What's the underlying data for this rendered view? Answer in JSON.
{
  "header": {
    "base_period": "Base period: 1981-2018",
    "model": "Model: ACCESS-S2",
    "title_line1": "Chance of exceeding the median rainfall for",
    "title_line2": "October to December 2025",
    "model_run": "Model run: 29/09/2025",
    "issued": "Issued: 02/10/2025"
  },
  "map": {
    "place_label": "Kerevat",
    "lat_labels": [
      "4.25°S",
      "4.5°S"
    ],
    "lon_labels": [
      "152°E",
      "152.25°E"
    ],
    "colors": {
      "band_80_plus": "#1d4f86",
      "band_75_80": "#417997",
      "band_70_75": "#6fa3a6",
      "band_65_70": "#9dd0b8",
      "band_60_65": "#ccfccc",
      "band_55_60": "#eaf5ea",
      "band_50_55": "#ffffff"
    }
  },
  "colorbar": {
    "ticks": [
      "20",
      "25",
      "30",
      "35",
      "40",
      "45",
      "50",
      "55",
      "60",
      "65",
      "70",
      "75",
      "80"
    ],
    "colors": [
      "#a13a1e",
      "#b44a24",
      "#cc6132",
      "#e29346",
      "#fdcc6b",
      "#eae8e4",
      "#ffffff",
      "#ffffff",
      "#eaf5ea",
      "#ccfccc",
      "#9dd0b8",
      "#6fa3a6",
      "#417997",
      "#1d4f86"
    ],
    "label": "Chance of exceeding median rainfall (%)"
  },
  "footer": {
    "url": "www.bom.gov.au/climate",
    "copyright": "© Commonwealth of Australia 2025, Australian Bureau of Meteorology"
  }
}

※

AIM = Extract the full listing and reproduce each line exactly.

RESULT OF THE TASK =
What's the underlying data for this rendered view? Answer in JSON.
{
  "header": {
    "base_period": "Base period: 1981-2018",
    "model": "Model: ACCESS-S2",
    "title_line1": "Chance of exceeding the median rainfall for",
    "title_line2": "October to December 2025",
    "model_run": "Model run: 29/09/2025",
    "issued": "Issued: 02/10/2025"
  },
  "map": {
    "place_label": "Kerevat",
    "lat_labels": [
      "4.25°S",
      "4.5°S"
    ],
    "lon_labels": [
      "152°E",
      "152.25°E"
    ],
    "colors": {
      "band_80_plus": "#1d4f86",
      "band_75_80": "#417997",
      "band_70_75": "#6fa3a6",
      "band_65_70": "#9dd0b8",
      "band_60_65": "#ccfccc",
      "band_55_60": "#eaf5ea",
      "band_50_55": "#ffffff"
    }
  },
  "colorbar": {
    "ticks": [
      "20",
      "25",
      "30",
      "35",
      "40",
      "45",
      "50",
      "55",
      "60",
      "65",
      "70",
      "75",
      "80"
    ],
    "colors": [
      "#a13a1e",
      "#b44a24",
      "#cc6132",
      "#e29346",
      "#fdcc6b",
      "#eae8e4",
      "#ffffff",
      "#ffffff",
      "#eaf5ea",
      "#ccfccc",
      "#9dd0b8",
      "#6fa3a6",
      "#417997",
      "#1d4f86"
    ],
    "label": "Chance of exceeding median rainfall (%)"
  },
  "footer": {
    "url": "www.bom.gov.au/climate",
    "copyright": "© Commonwealth of Australia 2025, Australian Bureau of Meteorology"
  }
}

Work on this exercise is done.